EXERCISE AIM:
Repeat every record below exactly, but leave out any pictures.

[Data items]
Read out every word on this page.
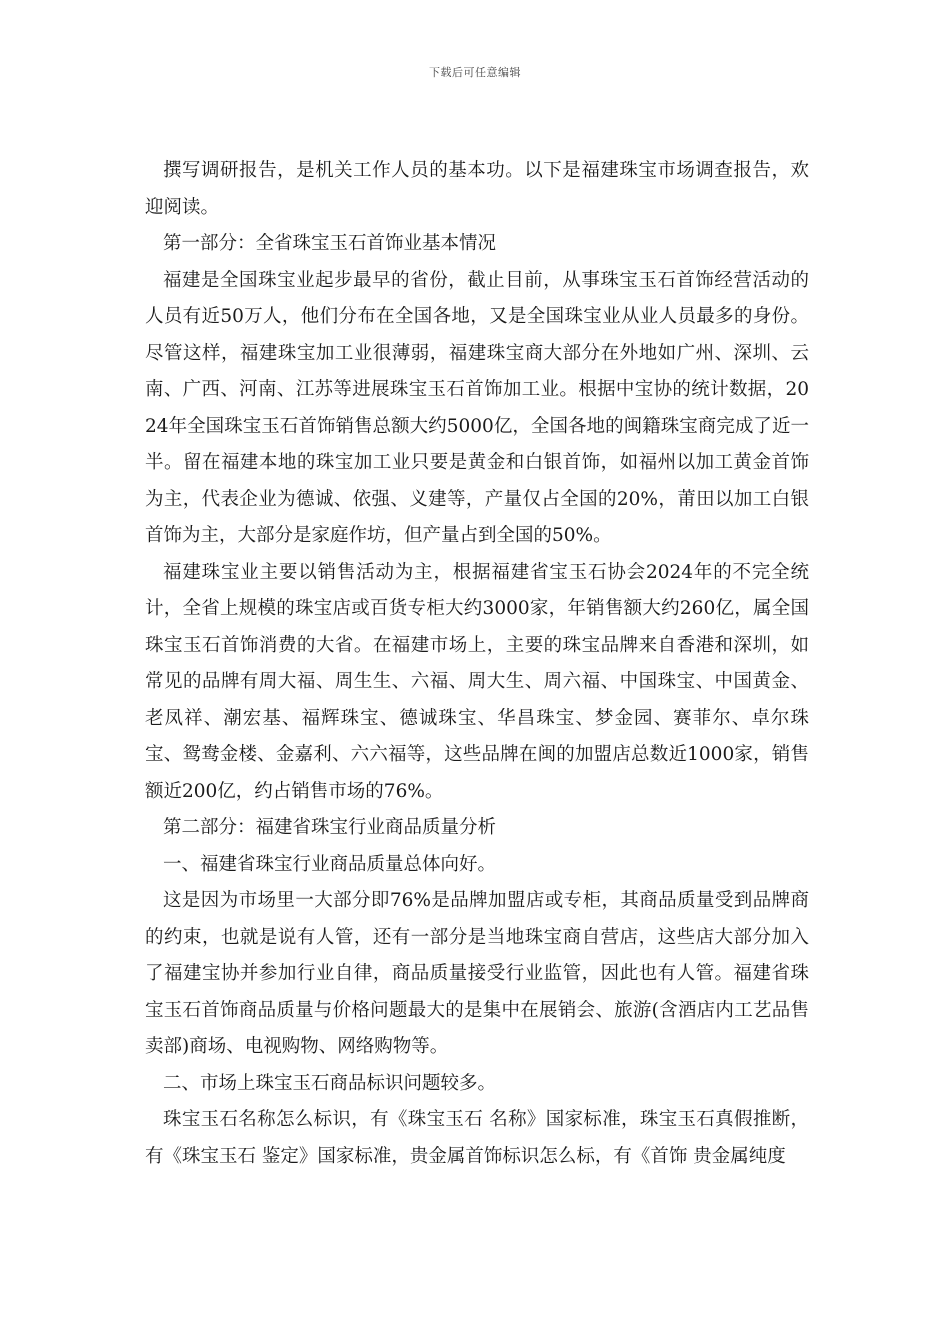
下载后可任意编辑

撰写调研报告，是机关工作人员的基本功。以下是福建珠宝市场调查报告，欢迎阅读。

第一部分：全省珠宝玉石首饰业基本情况

福建是全国珠宝业起步最早的省份，截止目前，从事珠宝玉石首饰经营活动的人员有近50万人，他们分布在全国各地，又是全国珠宝业从业人员最多的身份。尽管这样，福建珠宝加工业很薄弱，福建珠宝商大部分在外地如广州、深圳、云南、广西、河南、江苏等进展珠宝玉石首饰加工业。根据中宝协的统计数据，2024年全国珠宝玉石首饰销售总额大约5000亿，全国各地的闽籍珠宝商完成了近一半。留在福建本地的珠宝加工业只要是黄金和白银首饰，如福州以加工黄金首饰为主，代表企业为德诚、依强、义建等，产量仅占全国的20%，莆田以加工白银首饰为主，大部分是家庭作坊，但产量占到全国的50%。

福建珠宝业主要以销售活动为主，根据福建省宝玉石协会2024年的不完全统计，全省上规模的珠宝店或百货专柜大约3000家，年销售额大约260亿，属全国珠宝玉石首饰消费的大省。在福建市场上，主要的珠宝品牌来自香港和深圳，如常见的品牌有周大福、周生生、六福、周大生、周六福、中国珠宝、中国黄金、老凤祥、潮宏基、福辉珠宝、德诚珠宝、华昌珠宝、梦金园、赛菲尔、卓尔珠宝、鸳鸯金楼、金嘉利、六六福等，这些品牌在闽的加盟店总数近1000家，销售额近200亿，约占销售市场的76%。

第二部分：福建省珠宝行业商品质量分析

一、福建省珠宝行业商品质量总体向好。

这是因为市场里一大部分即76%是品牌加盟店或专柜，其商品质量受到品牌商的约束，也就是说有人管，还有一部分是当地珠宝商自营店，这些店大部分加入了福建宝协并参加行业自律，商品质量接受行业监管，因此也有人管。福建省珠宝玉石首饰商品质量与价格问题最大的是集中在展销会、旅游(含酒店内工艺品售卖部)商场、电视购物、网络购物等。

二、市场上珠宝玉石商品标识问题较多。

珠宝玉石名称怎么标识，有《珠宝玉石 名称》国家标准，珠宝玉石真假推断，有《珠宝玉石 鉴定》国家标准，贵金属首饰标识怎么标，有《首饰 贵金属纯度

EXERCISE RESULT:
Read out every word on this page.
下载后可任意编辑

撰写调研报告，是机关工作人员的基本功。以下是福建珠宝市场调查报告，欢迎阅读。

第一部分：全省珠宝玉石首饰业基本情况

福建是全国珠宝业起步最早的省份，截止目前，从事珠宝玉石首饰经营活动的人员有近50万人，他们分布在全国各地，又是全国珠宝业从业人员最多的身份。尽管这样，福建珠宝加工业很薄弱，福建珠宝商大部分在外地如广州、深圳、云南、广西、河南、江苏等进展珠宝玉石首饰加工业。根据中宝协的统计数据，2024年全国珠宝玉石首饰销售总额大约5000亿，全国各地的闽籍珠宝商完成了近一半。留在福建本地的珠宝加工业只要是黄金和白银首饰，如福州以加工黄金首饰为主，代表企业为德诚、依强、义建等，产量仅占全国的20%，莆田以加工白银首饰为主，大部分是家庭作坊，但产量占到全国的50%。

福建珠宝业主要以销售活动为主，根据福建省宝玉石协会2024年的不完全统计，全省上规模的珠宝店或百货专柜大约3000家，年销售额大约260亿，属全国珠宝玉石首饰消费的大省。在福建市场上，主要的珠宝品牌来自香港和深圳，如常见的品牌有周大福、周生生、六福、周大生、周六福、中国珠宝、中国黄金、老凤祥、潮宏基、福辉珠宝、德诚珠宝、华昌珠宝、梦金园、赛菲尔、卓尔珠宝、鸳鸯金楼、金嘉利、六六福等，这些品牌在闽的加盟店总数近1000家，销售额近200亿，约占销售市场的76%。

第二部分：福建省珠宝行业商品质量分析

一、福建省珠宝行业商品质量总体向好。

这是因为市场里一大部分即76%是品牌加盟店或专柜，其商品质量受到品牌商的约束，也就是说有人管，还有一部分是当地珠宝商自营店，这些店大部分加入了福建宝协并参加行业自律，商品质量接受行业监管，因此也有人管。福建省珠宝玉石首饰商品质量与价格问题最大的是集中在展销会、旅游(含酒店内工艺品售卖部)商场、电视购物、网络购物等。

二、市场上珠宝玉石商品标识问题较多。

珠宝玉石名称怎么标识，有《珠宝玉石 名称》国家标准，珠宝玉石真假推断，有《珠宝玉石 鉴定》国家标准，贵金属首饰标识怎么标，有《首饰 贵金属纯度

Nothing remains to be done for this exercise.